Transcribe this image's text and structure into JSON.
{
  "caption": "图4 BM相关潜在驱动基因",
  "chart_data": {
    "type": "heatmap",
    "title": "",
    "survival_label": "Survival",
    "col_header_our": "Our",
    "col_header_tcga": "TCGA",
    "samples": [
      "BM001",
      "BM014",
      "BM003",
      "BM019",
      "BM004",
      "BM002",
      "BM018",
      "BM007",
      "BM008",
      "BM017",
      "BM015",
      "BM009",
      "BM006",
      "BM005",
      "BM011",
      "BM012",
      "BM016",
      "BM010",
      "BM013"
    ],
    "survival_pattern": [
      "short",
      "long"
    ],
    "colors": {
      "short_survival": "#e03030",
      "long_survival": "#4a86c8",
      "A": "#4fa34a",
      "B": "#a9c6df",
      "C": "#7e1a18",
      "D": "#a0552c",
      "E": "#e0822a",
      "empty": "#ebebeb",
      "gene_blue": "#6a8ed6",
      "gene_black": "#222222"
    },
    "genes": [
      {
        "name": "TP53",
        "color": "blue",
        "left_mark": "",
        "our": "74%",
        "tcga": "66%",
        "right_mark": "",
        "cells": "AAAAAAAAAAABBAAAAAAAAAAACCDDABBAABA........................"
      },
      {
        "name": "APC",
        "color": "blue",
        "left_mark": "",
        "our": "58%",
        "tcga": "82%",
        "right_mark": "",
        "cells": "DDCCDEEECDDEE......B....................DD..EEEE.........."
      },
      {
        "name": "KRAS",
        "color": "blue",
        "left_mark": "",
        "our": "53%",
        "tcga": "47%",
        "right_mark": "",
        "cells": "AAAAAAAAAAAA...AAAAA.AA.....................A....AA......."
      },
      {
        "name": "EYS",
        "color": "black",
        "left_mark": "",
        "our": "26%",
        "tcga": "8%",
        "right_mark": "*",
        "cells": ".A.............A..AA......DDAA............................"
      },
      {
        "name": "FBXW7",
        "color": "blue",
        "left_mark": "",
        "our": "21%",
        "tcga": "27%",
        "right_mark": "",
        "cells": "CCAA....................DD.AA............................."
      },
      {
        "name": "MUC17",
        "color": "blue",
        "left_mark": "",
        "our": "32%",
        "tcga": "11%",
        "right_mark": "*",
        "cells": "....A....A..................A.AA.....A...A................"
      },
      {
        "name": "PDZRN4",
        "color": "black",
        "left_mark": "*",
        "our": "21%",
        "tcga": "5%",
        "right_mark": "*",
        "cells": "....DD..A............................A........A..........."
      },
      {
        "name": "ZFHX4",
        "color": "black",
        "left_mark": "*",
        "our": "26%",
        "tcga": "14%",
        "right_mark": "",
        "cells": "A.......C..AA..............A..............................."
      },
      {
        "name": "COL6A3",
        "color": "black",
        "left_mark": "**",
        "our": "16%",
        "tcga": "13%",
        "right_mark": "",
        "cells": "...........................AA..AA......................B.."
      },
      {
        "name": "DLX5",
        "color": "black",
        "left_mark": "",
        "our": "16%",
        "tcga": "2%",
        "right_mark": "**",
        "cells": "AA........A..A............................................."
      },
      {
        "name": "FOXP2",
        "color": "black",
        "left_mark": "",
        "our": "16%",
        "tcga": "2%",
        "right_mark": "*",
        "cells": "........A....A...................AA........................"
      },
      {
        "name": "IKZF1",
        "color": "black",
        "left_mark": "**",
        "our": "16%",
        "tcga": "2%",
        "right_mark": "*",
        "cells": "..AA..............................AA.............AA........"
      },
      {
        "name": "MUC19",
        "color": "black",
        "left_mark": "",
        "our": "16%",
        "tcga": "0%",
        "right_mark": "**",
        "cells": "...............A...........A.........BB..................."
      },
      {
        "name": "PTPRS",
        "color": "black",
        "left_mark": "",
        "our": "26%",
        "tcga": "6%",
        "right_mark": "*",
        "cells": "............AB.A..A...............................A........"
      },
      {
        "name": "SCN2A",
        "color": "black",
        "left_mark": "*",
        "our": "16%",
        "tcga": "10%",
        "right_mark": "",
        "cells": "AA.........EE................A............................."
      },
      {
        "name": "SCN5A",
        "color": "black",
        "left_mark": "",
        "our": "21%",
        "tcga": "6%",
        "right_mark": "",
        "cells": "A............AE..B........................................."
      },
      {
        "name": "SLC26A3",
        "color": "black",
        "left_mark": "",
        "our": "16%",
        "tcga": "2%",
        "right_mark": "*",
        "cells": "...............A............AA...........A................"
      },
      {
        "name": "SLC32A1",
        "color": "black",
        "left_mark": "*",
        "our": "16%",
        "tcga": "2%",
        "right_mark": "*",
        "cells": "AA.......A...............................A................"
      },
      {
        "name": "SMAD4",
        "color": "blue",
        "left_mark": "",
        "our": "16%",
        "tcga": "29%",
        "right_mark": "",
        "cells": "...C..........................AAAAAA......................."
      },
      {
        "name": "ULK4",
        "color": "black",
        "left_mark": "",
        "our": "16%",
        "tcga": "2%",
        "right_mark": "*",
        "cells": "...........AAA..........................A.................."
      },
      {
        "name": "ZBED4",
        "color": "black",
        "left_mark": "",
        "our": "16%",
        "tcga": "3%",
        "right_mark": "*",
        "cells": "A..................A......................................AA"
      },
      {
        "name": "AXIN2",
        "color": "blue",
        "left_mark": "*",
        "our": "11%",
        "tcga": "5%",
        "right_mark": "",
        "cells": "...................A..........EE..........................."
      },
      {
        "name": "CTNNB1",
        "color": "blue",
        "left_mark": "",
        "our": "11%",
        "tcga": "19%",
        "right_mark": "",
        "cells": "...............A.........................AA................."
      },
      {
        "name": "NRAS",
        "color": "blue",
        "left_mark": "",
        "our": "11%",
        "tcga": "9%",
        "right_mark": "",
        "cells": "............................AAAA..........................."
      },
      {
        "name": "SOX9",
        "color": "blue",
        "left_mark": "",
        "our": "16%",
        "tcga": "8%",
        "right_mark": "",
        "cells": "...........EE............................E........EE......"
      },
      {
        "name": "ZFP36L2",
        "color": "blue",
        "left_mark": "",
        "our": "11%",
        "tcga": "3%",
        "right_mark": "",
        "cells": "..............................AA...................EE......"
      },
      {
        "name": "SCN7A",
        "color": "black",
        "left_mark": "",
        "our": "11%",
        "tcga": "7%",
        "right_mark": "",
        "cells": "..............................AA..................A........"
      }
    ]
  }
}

____

__EXERCISE OBJECTIVE__: Retype the listing above word for word.

__RESPONSE__:
Transcribe this image's text and structure into JSON.
{
  "caption": "图4 BM相关潜在驱动基因",
  "chart_data": {
    "type": "heatmap",
    "title": "",
    "survival_label": "Survival",
    "col_header_our": "Our",
    "col_header_tcga": "TCGA",
    "samples": [
      "BM001",
      "BM014",
      "BM003",
      "BM019",
      "BM004",
      "BM002",
      "BM018",
      "BM007",
      "BM008",
      "BM017",
      "BM015",
      "BM009",
      "BM006",
      "BM005",
      "BM011",
      "BM012",
      "BM016",
      "BM010",
      "BM013"
    ],
    "survival_pattern": [
      "short",
      "long"
    ],
    "colors": {
      "short_survival": "#e03030",
      "long_survival": "#4a86c8",
      "A": "#4fa34a",
      "B": "#a9c6df",
      "C": "#7e1a18",
      "D": "#a0552c",
      "E": "#e0822a",
      "empty": "#ebebeb",
      "gene_blue": "#6a8ed6",
      "gene_black": "#222222"
    },
    "genes": [
      {
        "name": "TP53",
        "color": "blue",
        "left_mark": "",
        "our": "74%",
        "tcga": "66%",
        "right_mark": "",
        "cells": "AAAAAAAAAAABBAAAAAAAAAAACCDDABBAABA........................"
      },
      {
        "name": "APC",
        "color": "blue",
        "left_mark": "",
        "our": "58%",
        "tcga": "82%",
        "right_mark": "",
        "cells": "DDCCDEEECDDEE......B....................DD..EEEE.........."
      },
      {
        "name": "KRAS",
        "color": "blue",
        "left_mark": "",
        "our": "53%",
        "tcga": "47%",
        "right_mark": "",
        "cells": "AAAAAAAAAAAA...AAAAA.AA.....................A....AA......."
      },
      {
        "name": "EYS",
        "color": "black",
        "left_mark": "",
        "our": "26%",
        "tcga": "8%",
        "right_mark": "*",
        "cells": ".A.............A..AA......DDAA............................"
      },
      {
        "name": "FBXW7",
        "color": "blue",
        "left_mark": "",
        "our": "21%",
        "tcga": "27%",
        "right_mark": "",
        "cells": "CCAA....................DD.AA............................."
      },
      {
        "name": "MUC17",
        "color": "blue",
        "left_mark": "",
        "our": "32%",
        "tcga": "11%",
        "right_mark": "*",
        "cells": "....A....A..................A.AA.....A...A................"
      },
      {
        "name": "PDZRN4",
        "color": "black",
        "left_mark": "*",
        "our": "21%",
        "tcga": "5%",
        "right_mark": "*",
        "cells": "....DD..A............................A........A..........."
      },
      {
        "name": "ZFHX4",
        "color": "black",
        "left_mark": "*",
        "our": "26%",
        "tcga": "14%",
        "right_mark": "",
        "cells": "A.......C..AA..............A..............................."
      },
      {
        "name": "COL6A3",
        "color": "black",
        "left_mark": "**",
        "our": "16%",
        "tcga": "13%",
        "right_mark": "",
        "cells": "...........................AA..AA......................B.."
      },
      {
        "name": "DLX5",
        "color": "black",
        "left_mark": "",
        "our": "16%",
        "tcga": "2%",
        "right_mark": "**",
        "cells": "AA........A..A............................................."
      },
      {
        "name": "FOXP2",
        "color": "black",
        "left_mark": "",
        "our": "16%",
        "tcga": "2%",
        "right_mark": "*",
        "cells": "........A....A...................AA........................"
      },
      {
        "name": "IKZF1",
        "color": "black",
        "left_mark": "**",
        "our": "16%",
        "tcga": "2%",
        "right_mark": "*",
        "cells": "..AA..............................AA.............AA........"
      },
      {
        "name": "MUC19",
        "color": "black",
        "left_mark": "",
        "our": "16%",
        "tcga": "0%",
        "right_mark": "**",
        "cells": "...............A...........A.........BB..................."
      },
      {
        "name": "PTPRS",
        "color": "black",
        "left_mark": "",
        "our": "26%",
        "tcga": "6%",
        "right_mark": "*",
        "cells": "............AB.A..A...............................A........"
      },
      {
        "name": "SCN2A",
        "color": "black",
        "left_mark": "*",
        "our": "16%",
        "tcga": "10%",
        "right_mark": "",
        "cells": "AA.........EE................A............................."
      },
      {
        "name": "SCN5A",
        "color": "black",
        "left_mark": "",
        "our": "21%",
        "tcga": "6%",
        "right_mark": "",
        "cells": "A............AE..B........................................."
      },
      {
        "name": "SLC26A3",
        "color": "black",
        "left_mark": "",
        "our": "16%",
        "tcga": "2%",
        "right_mark": "*",
        "cells": "...............A............AA...........A................"
      },
      {
        "name": "SLC32A1",
        "color": "black",
        "left_mark": "*",
        "our": "16%",
        "tcga": "2%",
        "right_mark": "*",
        "cells": "AA.......A...............................A................"
      },
      {
        "name": "SMAD4",
        "color": "blue",
        "left_mark": "",
        "our": "16%",
        "tcga": "29%",
        "right_mark": "",
        "cells": "...C..........................AAAAAA......................."
      },
      {
        "name": "ULK4",
        "color": "black",
        "left_mark": "",
        "our": "16%",
        "tcga": "2%",
        "right_mark": "*",
        "cells": "...........AAA..........................A.................."
      },
      {
        "name": "ZBED4",
        "color": "black",
        "left_mark": "",
        "our": "16%",
        "tcga": "3%",
        "right_mark": "*",
        "cells": "A..................A......................................AA"
      },
      {
        "name": "AXIN2",
        "color": "blue",
        "left_mark": "*",
        "our": "11%",
        "tcga": "5%",
        "right_mark": "",
        "cells": "...................A..........EE..........................."
      },
      {
        "name": "CTNNB1",
        "color": "blue",
        "left_mark": "",
        "our": "11%",
        "tcga": "19%",
        "right_mark": "",
        "cells": "...............A.........................AA................."
      },
      {
        "name": "NRAS",
        "color": "blue",
        "left_mark": "",
        "our": "11%",
        "tcga": "9%",
        "right_mark": "",
        "cells": "............................AAAA..........................."
      },
      {
        "name": "SOX9",
        "color": "blue",
        "left_mark": "",
        "our": "16%",
        "tcga": "8%",
        "right_mark": "",
        "cells": "...........EE............................E........EE......"
      },
      {
        "name": "ZFP36L2",
        "color": "blue",
        "left_mark": "",
        "our": "11%",
        "tcga": "3%",
        "right_mark": "",
        "cells": "..............................AA...................EE......"
      },
      {
        "name": "SCN7A",
        "color": "black",
        "left_mark": "",
        "our": "11%",
        "tcga": "7%",
        "right_mark": "",
        "cells": "..............................AA..................A........"
      }
    ]
  }
}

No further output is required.